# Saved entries
* * *
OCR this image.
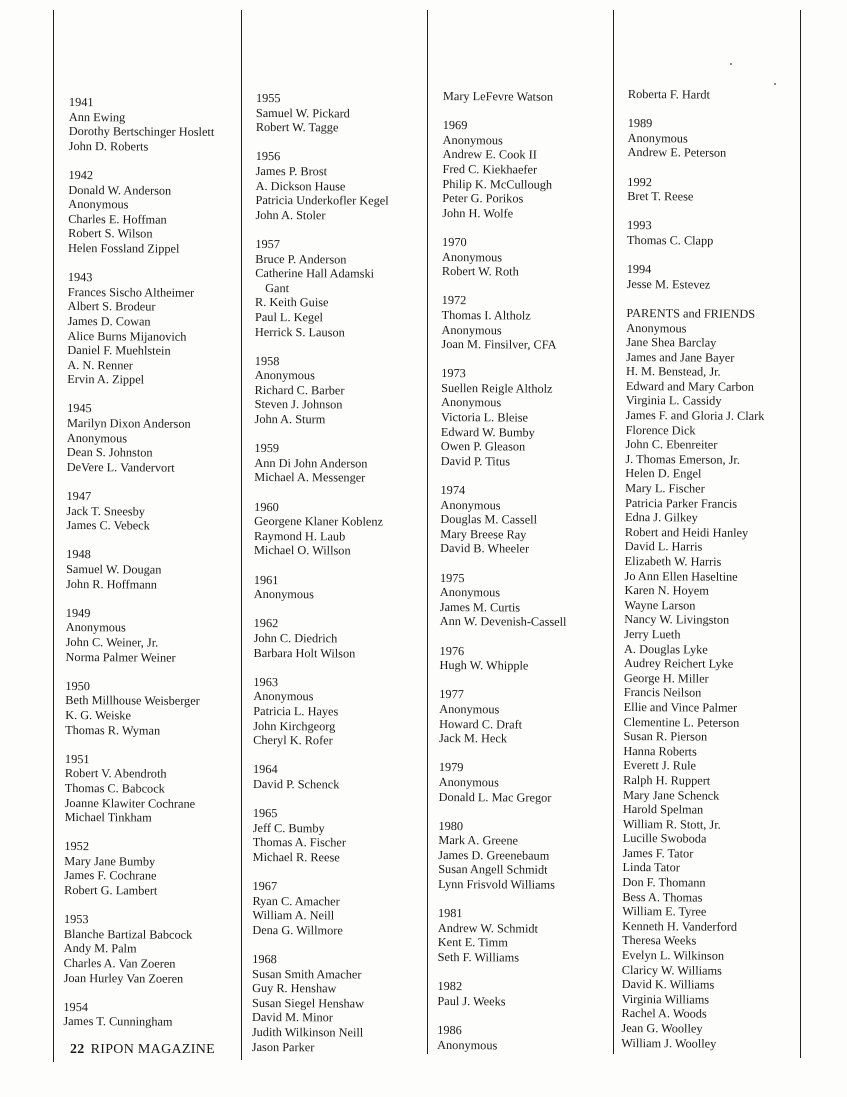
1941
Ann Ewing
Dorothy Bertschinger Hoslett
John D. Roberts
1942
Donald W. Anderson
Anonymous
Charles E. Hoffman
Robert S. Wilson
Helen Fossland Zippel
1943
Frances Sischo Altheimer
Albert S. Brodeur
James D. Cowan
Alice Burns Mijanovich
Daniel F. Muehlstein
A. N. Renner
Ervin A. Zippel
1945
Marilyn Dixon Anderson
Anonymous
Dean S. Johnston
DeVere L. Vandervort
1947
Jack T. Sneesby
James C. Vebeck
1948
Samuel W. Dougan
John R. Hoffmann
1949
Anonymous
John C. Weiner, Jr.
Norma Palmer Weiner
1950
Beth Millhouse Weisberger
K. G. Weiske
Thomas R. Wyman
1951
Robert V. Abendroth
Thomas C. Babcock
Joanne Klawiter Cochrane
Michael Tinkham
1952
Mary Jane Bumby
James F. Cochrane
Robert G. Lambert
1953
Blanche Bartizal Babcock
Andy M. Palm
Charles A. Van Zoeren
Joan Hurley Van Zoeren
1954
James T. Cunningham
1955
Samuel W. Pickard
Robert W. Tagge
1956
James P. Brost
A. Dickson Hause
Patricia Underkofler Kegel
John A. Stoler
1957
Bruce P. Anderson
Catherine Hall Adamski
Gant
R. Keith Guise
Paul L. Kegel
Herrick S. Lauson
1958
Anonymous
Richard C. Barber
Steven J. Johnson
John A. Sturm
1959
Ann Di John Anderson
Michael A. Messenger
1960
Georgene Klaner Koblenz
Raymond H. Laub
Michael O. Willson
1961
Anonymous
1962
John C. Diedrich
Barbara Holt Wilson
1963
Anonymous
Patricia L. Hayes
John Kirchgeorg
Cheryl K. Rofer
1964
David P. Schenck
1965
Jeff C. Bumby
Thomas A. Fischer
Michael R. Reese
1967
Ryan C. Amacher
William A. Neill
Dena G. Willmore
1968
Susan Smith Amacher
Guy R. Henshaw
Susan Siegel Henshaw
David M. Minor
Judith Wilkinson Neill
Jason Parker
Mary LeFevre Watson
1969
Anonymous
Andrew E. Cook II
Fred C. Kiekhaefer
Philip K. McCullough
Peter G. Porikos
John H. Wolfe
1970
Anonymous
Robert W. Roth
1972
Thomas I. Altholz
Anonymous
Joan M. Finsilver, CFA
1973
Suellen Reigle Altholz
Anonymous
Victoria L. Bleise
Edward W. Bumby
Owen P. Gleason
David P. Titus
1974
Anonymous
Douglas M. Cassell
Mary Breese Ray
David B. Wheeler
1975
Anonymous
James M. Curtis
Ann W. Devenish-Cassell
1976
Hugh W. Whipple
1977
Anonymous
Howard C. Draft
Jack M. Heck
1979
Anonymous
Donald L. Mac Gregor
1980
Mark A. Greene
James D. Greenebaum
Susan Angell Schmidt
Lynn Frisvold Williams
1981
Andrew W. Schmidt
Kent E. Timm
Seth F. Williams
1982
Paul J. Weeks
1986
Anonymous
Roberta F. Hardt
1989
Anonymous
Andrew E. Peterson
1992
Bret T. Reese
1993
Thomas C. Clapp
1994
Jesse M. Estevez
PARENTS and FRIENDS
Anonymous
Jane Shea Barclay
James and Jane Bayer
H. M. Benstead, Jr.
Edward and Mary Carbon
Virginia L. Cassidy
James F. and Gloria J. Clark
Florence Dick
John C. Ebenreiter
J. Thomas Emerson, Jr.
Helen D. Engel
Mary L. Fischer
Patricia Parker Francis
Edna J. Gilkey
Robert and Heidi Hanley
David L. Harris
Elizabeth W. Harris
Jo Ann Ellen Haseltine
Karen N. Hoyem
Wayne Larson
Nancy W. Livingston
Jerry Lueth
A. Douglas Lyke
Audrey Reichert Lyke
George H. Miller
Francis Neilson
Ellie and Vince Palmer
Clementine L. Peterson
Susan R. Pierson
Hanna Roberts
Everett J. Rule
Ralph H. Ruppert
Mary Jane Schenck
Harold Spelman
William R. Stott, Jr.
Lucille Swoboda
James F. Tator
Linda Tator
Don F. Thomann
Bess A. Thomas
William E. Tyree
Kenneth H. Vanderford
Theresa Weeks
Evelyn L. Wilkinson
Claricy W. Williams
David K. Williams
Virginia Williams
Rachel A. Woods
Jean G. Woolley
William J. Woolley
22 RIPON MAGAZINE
* * *
Repeat the listing above exactly, with no pictures.

OCR this image.
1941
Ann Ewing
Dorothy Bertschinger Hoslett
John D. Roberts
1942
Donald W. Anderson
Anonymous
Charles E. Hoffman
Robert S. Wilson
Helen Fossland Zippel
1943
Frances Sischo Altheimer
Albert S. Brodeur
James D. Cowan
Alice Burns Mijanovich
Daniel F. Muehlstein
A. N. Renner
Ervin A. Zippel
1945
Marilyn Dixon Anderson
Anonymous
Dean S. Johnston
DeVere L. Vandervort
1947
Jack T. Sneesby
James C. Vebeck
1948
Samuel W. Dougan
John R. Hoffmann
1949
Anonymous
John C. Weiner, Jr.
Norma Palmer Weiner
1950
Beth Millhouse Weisberger
K. G. Weiske
Thomas R. Wyman
1951
Robert V. Abendroth
Thomas C. Babcock
Joanne Klawiter Cochrane
Michael Tinkham
1952
Mary Jane Bumby
James F. Cochrane
Robert G. Lambert
1953
Blanche Bartizal Babcock
Andy M. Palm
Charles A. Van Zoeren
Joan Hurley Van Zoeren
1954
James T. Cunningham
1955
Samuel W. Pickard
Robert W. Tagge
1956
James P. Brost
A. Dickson Hause
Patricia Underkofler Kegel
John A. Stoler
1957
Bruce P. Anderson
Catherine Hall Adamski
Gant
R. Keith Guise
Paul L. Kegel
Herrick S. Lauson
1958
Anonymous
Richard C. Barber
Steven J. Johnson
John A. Sturm
1959
Ann Di John Anderson
Michael A. Messenger
1960
Georgene Klaner Koblenz
Raymond H. Laub
Michael O. Willson
1961
Anonymous
1962
John C. Diedrich
Barbara Holt Wilson
1963
Anonymous
Patricia L. Hayes
John Kirchgeorg
Cheryl K. Rofer
1964
David P. Schenck
1965
Jeff C. Bumby
Thomas A. Fischer
Michael R. Reese
1967
Ryan C. Amacher
William A. Neill
Dena G. Willmore
1968
Susan Smith Amacher
Guy R. Henshaw
Susan Siegel Henshaw
David M. Minor
Judith Wilkinson Neill
Jason Parker
Mary LeFevre Watson
1969
Anonymous
Andrew E. Cook II
Fred C. Kiekhaefer
Philip K. McCullough
Peter G. Porikos
John H. Wolfe
1970
Anonymous
Robert W. Roth
1972
Thomas I. Altholz
Anonymous
Joan M. Finsilver, CFA
1973
Suellen Reigle Altholz
Anonymous
Victoria L. Bleise
Edward W. Bumby
Owen P. Gleason
David P. Titus
1974
Anonymous
Douglas M. Cassell
Mary Breese Ray
David B. Wheeler
1975
Anonymous
James M. Curtis
Ann W. Devenish-Cassell
1976
Hugh W. Whipple
1977
Anonymous
Howard C. Draft
Jack M. Heck
1979
Anonymous
Donald L. Mac Gregor
1980
Mark A. Greene
James D. Greenebaum
Susan Angell Schmidt
Lynn Frisvold Williams
1981
Andrew W. Schmidt
Kent E. Timm
Seth F. Williams
1982
Paul J. Weeks
1986
Anonymous
Roberta F. Hardt
1989
Anonymous
Andrew E. Peterson
1992
Bret T. Reese
1993
Thomas C. Clapp
1994
Jesse M. Estevez
PARENTS and FRIENDS
Anonymous
Jane Shea Barclay
James and Jane Bayer
H. M. Benstead, Jr.
Edward and Mary Carbon
Virginia L. Cassidy
James F. and Gloria J. Clark
Florence Dick
John C. Ebenreiter
J. Thomas Emerson, Jr.
Helen D. Engel
Mary L. Fischer
Patricia Parker Francis
Edna J. Gilkey
Robert and Heidi Hanley
David L. Harris
Elizabeth W. Harris
Jo Ann Ellen Haseltine
Karen N. Hoyem
Wayne Larson
Nancy W. Livingston
Jerry Lueth
A. Douglas Lyke
Audrey Reichert Lyke
George H. Miller
Francis Neilson
Ellie and Vince Palmer
Clementine L. Peterson
Susan R. Pierson
Hanna Roberts
Everett J. Rule
Ralph H. Ruppert
Mary Jane Schenck
Harold Spelman
William R. Stott, Jr.
Lucille Swoboda
James F. Tator
Linda Tator
Don F. Thomann
Bess A. Thomas
William E. Tyree
Kenneth H. Vanderford
Theresa Weeks
Evelyn L. Wilkinson
Claricy W. Williams
David K. Williams
Virginia Williams
Rachel A. Woods
Jean G. Woolley
William J. Woolley
22 RIPON MAGAZINE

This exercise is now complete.